• [What is required] Copy out each line of the material in which the word "extensive" appears.
═════ Entries
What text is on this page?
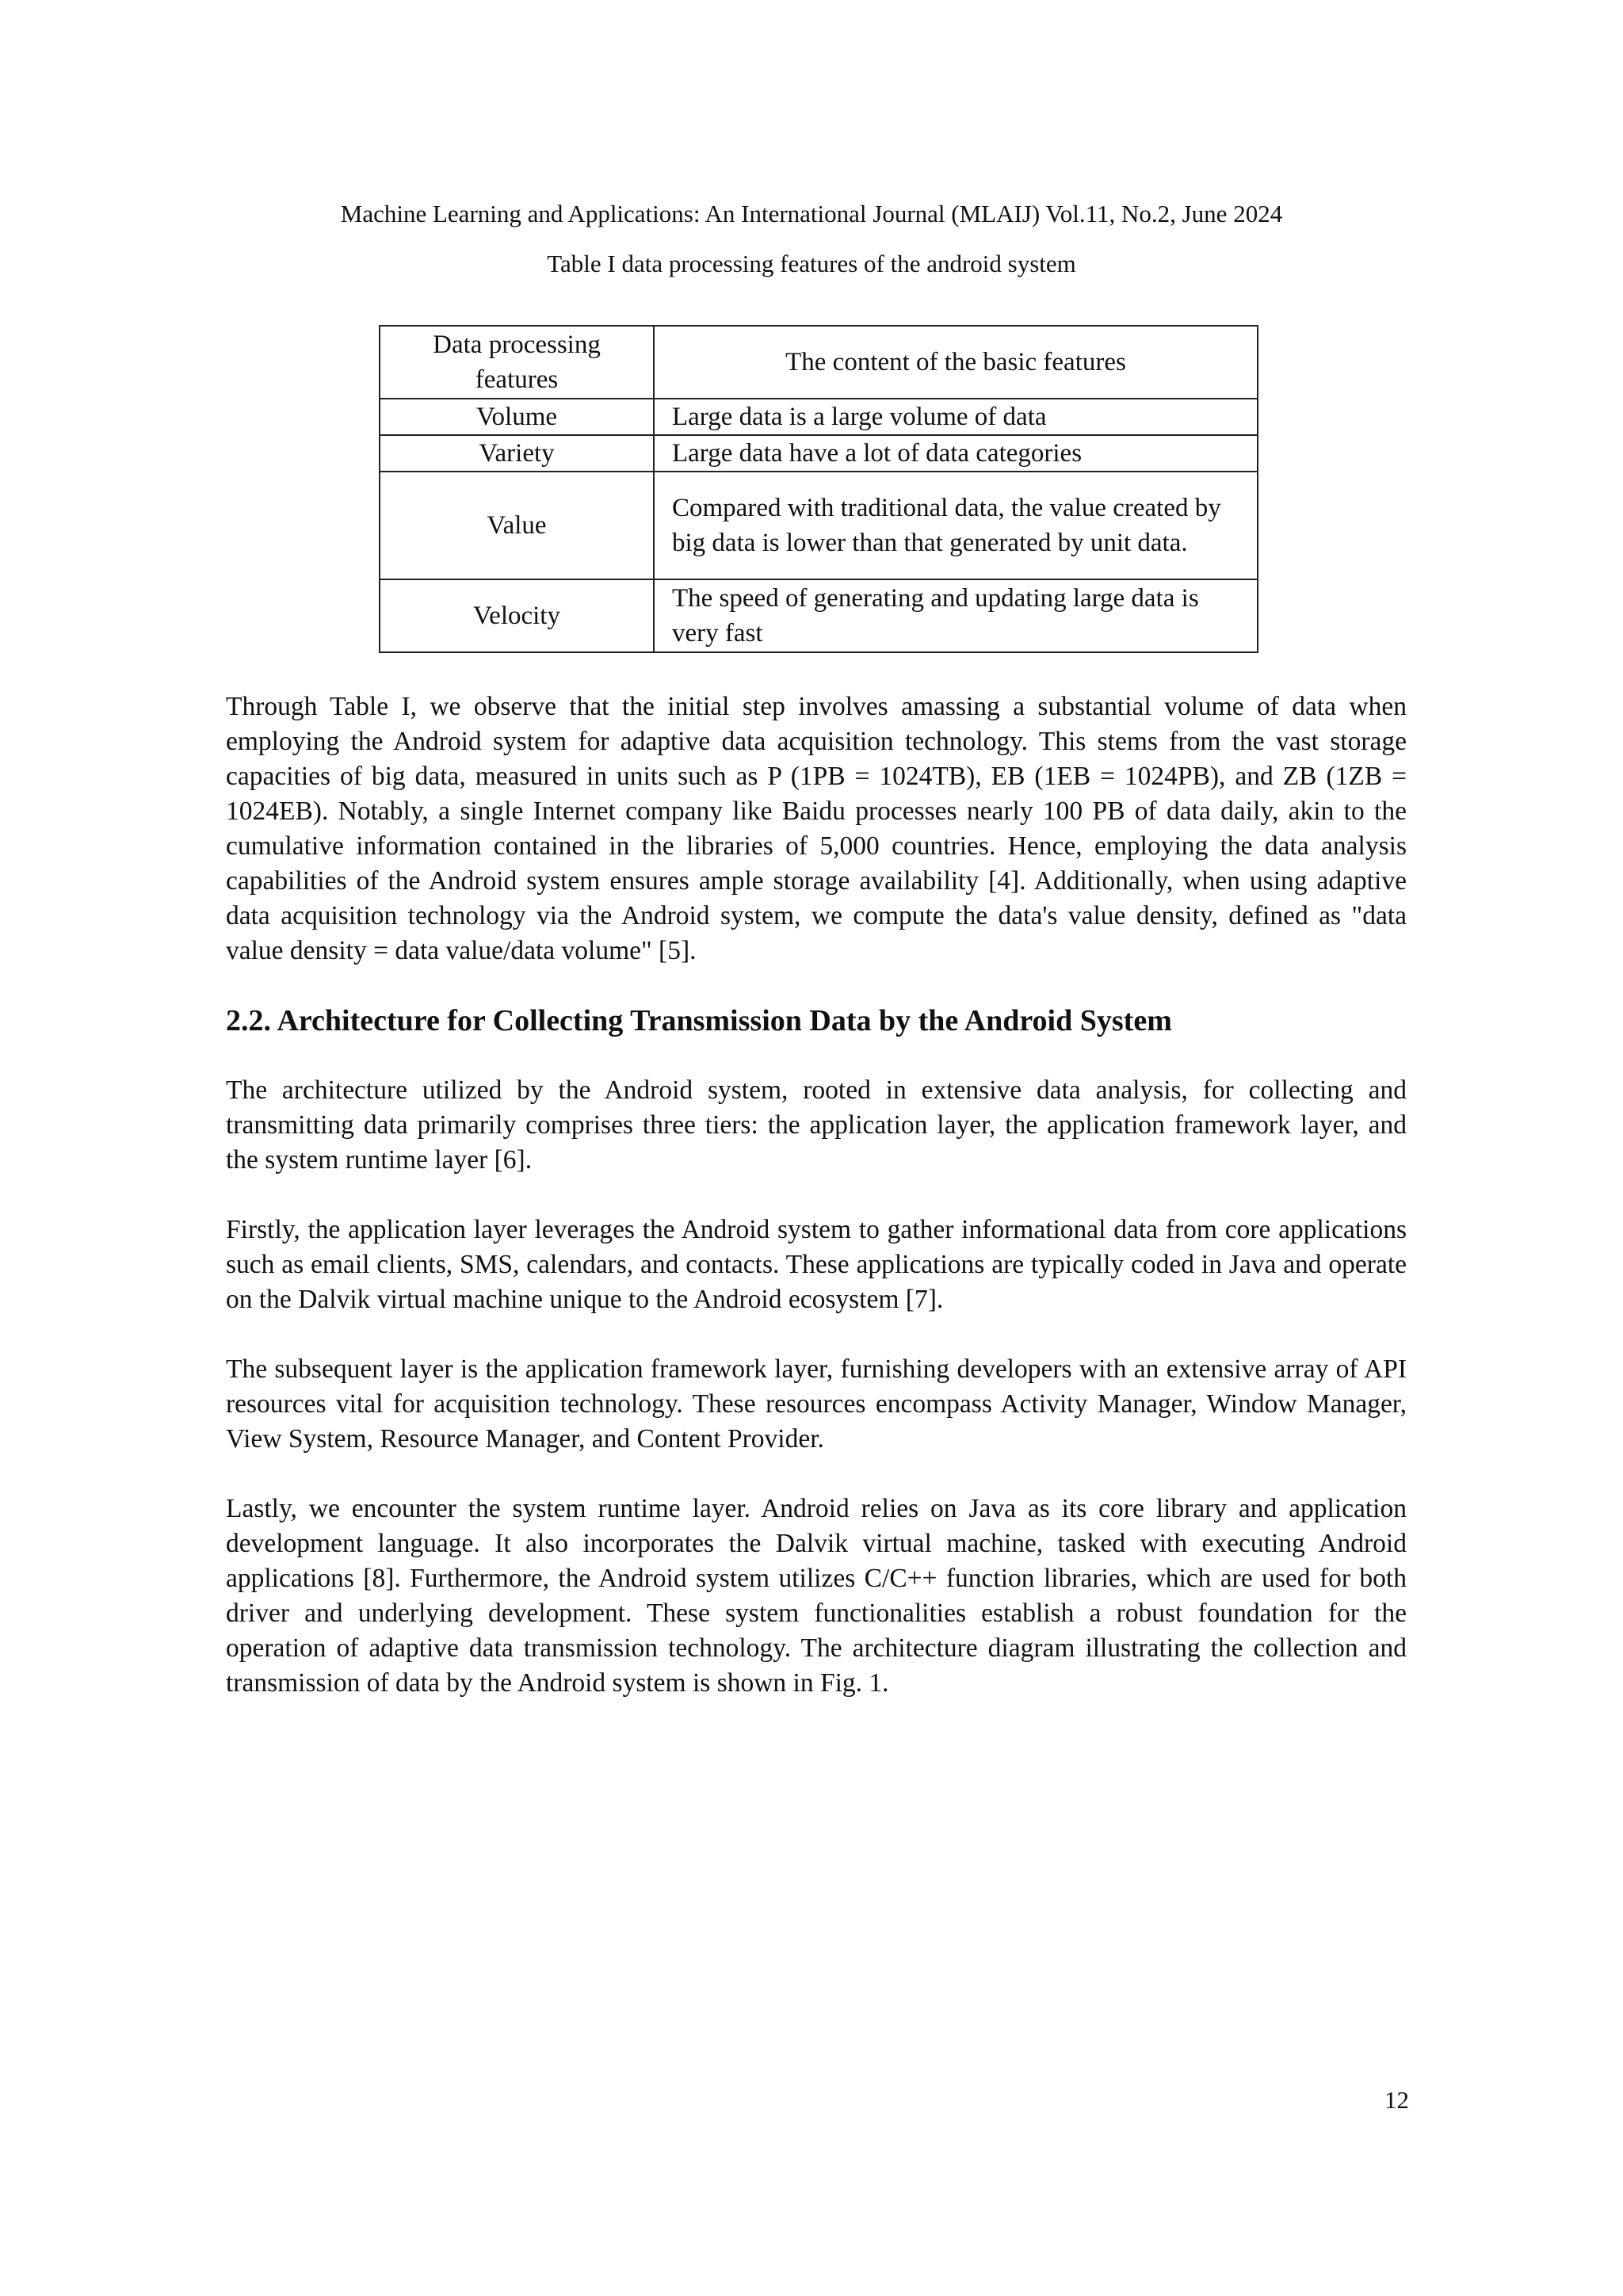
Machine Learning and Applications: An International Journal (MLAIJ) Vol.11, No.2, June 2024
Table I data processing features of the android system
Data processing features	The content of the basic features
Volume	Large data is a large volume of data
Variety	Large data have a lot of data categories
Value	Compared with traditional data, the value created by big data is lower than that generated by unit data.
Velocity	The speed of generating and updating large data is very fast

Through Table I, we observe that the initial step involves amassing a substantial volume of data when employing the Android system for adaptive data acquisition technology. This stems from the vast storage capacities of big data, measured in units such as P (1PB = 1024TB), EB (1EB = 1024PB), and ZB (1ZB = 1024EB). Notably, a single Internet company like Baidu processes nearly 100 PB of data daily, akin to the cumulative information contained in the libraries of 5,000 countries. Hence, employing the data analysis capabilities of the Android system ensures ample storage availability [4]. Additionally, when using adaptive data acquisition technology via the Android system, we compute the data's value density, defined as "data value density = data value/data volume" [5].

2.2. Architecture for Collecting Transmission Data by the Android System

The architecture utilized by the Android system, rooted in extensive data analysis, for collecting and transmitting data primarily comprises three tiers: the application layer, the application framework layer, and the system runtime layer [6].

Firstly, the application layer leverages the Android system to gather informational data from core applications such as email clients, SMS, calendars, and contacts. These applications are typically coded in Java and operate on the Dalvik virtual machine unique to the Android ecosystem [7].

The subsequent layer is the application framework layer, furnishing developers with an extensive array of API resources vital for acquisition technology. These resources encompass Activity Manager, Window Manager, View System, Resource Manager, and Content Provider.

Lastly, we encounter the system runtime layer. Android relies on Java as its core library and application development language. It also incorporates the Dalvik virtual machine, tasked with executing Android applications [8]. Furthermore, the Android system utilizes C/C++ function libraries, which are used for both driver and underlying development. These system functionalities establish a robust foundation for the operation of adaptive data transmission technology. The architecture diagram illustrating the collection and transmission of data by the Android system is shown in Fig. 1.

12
══════════
• [Response]
The architecture utilized by the Android system, rooted in extensive data analysis, for collecting and transmitting data primarily comprises three tiers: the application layer, the application framework layer, and the system runtime layer [6].
The subsequent layer is the application framework layer, furnishing developers with an extensive array of API resources vital for acquisition technology. These resources encompass Activity Manager, Window Manager, View System, Resource Manager, and Content Provider.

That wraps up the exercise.